*REQUIRED TASK*. Every line with the word "most" in it should be extracted from the data that follows.

*DATA IN THIS EXERCISE*.
○ ○ ○

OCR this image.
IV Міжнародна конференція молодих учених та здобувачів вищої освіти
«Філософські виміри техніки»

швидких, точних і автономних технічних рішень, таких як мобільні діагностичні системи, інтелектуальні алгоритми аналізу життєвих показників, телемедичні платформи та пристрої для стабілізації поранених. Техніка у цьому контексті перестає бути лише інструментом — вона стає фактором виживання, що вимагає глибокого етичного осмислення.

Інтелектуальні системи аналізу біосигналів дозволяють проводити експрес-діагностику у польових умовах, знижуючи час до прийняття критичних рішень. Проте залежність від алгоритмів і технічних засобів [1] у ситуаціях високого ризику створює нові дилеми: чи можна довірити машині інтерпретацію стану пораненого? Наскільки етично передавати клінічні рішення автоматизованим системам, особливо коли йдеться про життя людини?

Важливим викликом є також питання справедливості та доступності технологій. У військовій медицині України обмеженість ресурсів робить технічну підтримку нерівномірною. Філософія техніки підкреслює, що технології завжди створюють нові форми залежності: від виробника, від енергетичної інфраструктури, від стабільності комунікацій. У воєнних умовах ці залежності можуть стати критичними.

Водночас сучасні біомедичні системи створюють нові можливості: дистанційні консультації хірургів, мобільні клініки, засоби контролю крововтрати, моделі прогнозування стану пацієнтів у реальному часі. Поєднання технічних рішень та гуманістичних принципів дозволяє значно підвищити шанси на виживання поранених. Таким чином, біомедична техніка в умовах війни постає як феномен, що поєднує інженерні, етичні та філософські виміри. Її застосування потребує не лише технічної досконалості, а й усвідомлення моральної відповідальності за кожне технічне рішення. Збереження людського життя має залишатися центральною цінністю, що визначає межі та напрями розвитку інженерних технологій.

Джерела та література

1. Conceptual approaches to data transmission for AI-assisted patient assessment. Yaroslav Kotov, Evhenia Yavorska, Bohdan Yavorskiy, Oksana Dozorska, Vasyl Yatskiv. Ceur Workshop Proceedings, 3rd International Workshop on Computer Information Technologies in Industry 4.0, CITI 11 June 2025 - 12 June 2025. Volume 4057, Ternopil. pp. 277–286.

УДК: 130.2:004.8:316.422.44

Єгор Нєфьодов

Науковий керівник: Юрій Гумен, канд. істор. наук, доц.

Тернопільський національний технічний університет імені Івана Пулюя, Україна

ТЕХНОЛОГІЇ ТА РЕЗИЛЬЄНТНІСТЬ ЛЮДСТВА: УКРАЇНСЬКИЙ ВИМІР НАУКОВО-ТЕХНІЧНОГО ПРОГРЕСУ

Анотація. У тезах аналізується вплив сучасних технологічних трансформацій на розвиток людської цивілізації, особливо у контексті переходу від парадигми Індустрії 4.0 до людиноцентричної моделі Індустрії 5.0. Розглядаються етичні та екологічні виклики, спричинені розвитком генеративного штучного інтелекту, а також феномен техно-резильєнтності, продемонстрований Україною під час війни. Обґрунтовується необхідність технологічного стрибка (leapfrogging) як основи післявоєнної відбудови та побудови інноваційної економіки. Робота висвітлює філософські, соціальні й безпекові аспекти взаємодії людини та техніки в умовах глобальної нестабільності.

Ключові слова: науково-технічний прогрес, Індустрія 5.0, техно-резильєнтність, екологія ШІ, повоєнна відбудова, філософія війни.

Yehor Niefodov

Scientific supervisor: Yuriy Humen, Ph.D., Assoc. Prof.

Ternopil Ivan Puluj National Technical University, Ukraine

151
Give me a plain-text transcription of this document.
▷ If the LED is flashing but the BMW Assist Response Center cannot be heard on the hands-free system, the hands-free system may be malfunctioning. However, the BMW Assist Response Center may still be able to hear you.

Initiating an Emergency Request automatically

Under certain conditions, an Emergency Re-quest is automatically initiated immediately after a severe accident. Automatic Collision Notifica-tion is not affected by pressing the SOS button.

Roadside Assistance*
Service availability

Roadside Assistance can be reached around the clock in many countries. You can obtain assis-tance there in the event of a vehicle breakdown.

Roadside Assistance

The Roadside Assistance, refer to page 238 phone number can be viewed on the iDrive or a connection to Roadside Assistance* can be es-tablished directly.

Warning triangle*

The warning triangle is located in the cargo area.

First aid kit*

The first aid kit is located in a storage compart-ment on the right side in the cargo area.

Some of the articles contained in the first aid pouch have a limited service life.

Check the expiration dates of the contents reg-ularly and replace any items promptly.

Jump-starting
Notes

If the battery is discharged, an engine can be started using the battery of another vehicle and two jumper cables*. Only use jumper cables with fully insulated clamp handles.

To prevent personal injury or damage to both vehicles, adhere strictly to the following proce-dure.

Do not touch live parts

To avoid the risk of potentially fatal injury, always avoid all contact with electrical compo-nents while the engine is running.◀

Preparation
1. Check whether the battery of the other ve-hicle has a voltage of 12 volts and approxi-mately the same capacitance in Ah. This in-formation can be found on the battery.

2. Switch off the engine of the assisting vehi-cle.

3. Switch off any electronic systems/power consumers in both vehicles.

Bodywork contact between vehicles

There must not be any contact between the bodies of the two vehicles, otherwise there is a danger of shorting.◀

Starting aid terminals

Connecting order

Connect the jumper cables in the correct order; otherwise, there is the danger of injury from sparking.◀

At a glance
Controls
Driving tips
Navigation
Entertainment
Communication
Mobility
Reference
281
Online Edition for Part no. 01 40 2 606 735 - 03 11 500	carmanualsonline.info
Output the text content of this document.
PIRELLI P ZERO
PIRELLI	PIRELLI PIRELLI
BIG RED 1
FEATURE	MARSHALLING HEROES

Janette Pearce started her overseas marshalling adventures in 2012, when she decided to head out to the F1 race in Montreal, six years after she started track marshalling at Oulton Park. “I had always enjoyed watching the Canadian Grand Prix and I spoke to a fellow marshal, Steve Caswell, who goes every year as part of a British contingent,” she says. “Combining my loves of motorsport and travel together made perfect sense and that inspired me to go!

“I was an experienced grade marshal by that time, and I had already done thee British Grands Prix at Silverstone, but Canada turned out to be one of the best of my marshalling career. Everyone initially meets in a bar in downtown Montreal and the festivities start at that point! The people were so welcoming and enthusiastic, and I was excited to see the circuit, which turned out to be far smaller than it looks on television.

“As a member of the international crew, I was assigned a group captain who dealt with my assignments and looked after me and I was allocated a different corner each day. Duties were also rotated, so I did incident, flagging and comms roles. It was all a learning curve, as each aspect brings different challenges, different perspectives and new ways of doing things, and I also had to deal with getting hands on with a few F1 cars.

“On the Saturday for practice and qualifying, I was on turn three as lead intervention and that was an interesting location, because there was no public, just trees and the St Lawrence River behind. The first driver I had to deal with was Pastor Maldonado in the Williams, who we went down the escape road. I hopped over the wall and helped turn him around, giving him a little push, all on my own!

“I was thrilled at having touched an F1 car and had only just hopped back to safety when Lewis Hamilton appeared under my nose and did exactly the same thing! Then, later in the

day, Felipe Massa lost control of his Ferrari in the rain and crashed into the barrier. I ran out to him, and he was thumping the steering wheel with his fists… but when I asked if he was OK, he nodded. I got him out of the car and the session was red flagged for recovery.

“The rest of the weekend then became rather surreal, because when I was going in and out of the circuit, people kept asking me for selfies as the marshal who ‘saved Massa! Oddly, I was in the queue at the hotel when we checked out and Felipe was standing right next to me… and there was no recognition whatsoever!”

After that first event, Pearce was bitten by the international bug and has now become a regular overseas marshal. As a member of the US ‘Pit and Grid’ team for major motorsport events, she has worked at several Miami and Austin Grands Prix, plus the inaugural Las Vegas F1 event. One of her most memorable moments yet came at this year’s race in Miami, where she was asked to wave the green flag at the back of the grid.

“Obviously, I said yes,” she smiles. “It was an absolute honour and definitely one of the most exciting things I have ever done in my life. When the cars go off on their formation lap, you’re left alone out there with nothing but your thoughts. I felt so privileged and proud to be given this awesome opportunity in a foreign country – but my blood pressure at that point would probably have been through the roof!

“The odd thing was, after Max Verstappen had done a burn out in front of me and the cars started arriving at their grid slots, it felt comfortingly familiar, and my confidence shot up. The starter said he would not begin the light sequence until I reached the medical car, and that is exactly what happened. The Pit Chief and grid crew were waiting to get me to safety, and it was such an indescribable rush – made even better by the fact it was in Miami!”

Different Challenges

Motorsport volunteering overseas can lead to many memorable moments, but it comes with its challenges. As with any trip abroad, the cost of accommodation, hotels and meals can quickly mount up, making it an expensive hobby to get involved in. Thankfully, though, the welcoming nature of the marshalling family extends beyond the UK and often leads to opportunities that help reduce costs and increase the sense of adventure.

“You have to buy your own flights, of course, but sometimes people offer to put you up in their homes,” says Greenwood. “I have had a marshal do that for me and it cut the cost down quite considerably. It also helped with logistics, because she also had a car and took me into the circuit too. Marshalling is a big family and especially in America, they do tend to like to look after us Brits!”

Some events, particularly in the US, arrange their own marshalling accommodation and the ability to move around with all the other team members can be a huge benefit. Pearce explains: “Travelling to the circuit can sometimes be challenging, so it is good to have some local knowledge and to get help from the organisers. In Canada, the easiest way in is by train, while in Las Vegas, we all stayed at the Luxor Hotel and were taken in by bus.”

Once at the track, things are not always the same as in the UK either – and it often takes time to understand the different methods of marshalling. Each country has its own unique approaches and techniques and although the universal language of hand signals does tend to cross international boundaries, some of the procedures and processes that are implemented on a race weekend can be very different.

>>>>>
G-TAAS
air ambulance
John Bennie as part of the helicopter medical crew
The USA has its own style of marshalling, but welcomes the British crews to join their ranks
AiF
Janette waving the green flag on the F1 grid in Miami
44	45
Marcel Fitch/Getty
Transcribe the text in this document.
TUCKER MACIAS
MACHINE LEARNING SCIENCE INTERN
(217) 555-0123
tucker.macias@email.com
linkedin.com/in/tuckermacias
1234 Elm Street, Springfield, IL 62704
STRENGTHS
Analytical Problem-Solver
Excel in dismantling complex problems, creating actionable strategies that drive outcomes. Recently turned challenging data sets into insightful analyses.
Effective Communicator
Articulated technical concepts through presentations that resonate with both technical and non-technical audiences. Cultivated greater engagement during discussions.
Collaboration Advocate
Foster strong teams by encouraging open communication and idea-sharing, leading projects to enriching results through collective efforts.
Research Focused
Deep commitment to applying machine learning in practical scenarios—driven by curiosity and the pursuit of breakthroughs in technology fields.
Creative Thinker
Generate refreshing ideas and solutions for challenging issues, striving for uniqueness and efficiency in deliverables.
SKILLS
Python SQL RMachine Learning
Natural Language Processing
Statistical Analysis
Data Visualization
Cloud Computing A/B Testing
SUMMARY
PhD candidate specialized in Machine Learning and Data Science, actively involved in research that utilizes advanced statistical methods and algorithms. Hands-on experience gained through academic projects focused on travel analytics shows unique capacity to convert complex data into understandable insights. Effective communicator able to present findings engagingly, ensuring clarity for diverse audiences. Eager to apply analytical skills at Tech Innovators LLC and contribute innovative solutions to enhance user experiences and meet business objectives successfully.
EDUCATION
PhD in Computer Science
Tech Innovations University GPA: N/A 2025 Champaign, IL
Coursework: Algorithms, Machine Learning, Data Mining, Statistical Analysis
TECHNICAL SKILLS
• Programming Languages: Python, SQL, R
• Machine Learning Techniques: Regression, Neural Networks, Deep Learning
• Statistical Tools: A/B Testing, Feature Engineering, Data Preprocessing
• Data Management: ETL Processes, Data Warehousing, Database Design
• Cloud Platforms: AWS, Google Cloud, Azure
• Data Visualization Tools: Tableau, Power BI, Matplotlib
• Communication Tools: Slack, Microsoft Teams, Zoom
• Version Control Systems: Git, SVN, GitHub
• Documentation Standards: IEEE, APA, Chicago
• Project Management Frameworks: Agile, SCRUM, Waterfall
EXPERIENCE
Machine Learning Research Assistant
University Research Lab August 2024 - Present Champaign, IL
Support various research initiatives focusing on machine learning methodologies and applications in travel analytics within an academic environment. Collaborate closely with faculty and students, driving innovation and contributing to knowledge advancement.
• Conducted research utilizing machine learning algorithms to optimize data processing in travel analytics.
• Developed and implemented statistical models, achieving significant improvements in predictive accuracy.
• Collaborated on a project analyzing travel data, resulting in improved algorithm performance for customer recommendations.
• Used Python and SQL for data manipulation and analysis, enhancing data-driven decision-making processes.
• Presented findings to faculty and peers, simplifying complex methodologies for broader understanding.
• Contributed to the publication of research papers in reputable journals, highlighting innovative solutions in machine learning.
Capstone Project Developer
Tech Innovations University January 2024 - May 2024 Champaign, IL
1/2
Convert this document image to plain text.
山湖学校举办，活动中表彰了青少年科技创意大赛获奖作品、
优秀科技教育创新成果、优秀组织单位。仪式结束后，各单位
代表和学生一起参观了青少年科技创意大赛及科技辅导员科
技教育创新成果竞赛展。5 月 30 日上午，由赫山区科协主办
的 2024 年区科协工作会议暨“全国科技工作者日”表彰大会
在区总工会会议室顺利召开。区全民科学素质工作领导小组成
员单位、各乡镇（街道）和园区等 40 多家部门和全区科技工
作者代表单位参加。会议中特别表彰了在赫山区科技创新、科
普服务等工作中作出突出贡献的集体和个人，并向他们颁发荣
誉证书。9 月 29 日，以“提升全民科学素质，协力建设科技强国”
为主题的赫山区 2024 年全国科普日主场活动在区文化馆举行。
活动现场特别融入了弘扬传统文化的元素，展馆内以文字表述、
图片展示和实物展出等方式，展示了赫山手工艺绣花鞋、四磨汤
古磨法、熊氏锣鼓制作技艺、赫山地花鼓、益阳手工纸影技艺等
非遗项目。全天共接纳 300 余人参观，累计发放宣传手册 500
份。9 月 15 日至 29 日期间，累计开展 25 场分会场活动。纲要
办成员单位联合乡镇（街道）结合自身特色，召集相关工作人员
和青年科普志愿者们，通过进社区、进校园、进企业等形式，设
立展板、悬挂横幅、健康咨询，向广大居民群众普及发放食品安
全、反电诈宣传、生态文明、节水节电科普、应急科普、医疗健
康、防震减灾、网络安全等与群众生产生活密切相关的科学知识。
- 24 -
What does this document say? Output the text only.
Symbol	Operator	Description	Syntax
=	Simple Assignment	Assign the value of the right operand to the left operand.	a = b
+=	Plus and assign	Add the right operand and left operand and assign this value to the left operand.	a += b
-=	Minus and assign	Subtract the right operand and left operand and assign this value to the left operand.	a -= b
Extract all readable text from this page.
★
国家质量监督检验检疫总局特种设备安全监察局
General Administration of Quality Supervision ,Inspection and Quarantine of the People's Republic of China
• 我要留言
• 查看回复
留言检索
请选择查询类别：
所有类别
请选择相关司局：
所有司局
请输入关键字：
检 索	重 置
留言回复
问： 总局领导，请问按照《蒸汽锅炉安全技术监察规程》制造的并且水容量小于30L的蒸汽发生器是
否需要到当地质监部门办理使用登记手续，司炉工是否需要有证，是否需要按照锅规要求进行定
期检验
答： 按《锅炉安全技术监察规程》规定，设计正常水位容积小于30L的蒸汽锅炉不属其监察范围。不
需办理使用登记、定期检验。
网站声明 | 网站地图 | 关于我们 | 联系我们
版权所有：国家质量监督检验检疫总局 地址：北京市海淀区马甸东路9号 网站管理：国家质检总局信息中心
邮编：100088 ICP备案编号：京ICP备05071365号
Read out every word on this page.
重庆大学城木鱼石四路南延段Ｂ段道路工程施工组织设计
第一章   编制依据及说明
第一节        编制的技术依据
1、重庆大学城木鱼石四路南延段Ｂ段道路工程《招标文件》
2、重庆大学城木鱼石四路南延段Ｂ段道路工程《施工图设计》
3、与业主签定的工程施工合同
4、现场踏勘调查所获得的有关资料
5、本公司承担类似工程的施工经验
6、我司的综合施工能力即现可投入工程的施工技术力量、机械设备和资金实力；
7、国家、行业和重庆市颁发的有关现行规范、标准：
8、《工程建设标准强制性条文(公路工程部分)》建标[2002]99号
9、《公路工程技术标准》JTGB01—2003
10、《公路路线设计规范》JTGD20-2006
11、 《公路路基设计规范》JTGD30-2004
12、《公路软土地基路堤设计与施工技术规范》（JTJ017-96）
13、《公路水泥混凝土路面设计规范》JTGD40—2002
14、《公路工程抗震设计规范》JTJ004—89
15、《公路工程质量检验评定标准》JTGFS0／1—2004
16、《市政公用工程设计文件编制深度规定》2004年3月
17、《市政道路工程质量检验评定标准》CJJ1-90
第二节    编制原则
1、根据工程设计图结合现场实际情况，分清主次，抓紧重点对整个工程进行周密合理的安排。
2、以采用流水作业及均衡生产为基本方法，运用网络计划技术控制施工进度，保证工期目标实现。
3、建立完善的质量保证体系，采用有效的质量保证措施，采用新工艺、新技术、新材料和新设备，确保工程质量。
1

○ ○ ○

*PROBLEM SOLUTION*.
After that first event, Pearce was bitten by the international bug and has now become a regular overseas marshal. As a member of the US ‘Pit and Grid’ team for major motorsport events, she has worked at several Miami and Austin Grands Prix, plus the inaugural Las Vegas F1 event. One of her most memorable moments yet came at this year’s race in Miami, where she was asked to wave the green flag at the back of the grid.
“Obviously, I said yes,” she smiles. “It was an absolute honour and definitely one of the most exciting things I have ever done in my life. When the cars go off on their formation lap, you’re left alone out there with nothing but your thoughts. I felt so privileged and proud to be given this awesome opportunity in a foreign country – but my blood pressure at that point would probably have been through the roof!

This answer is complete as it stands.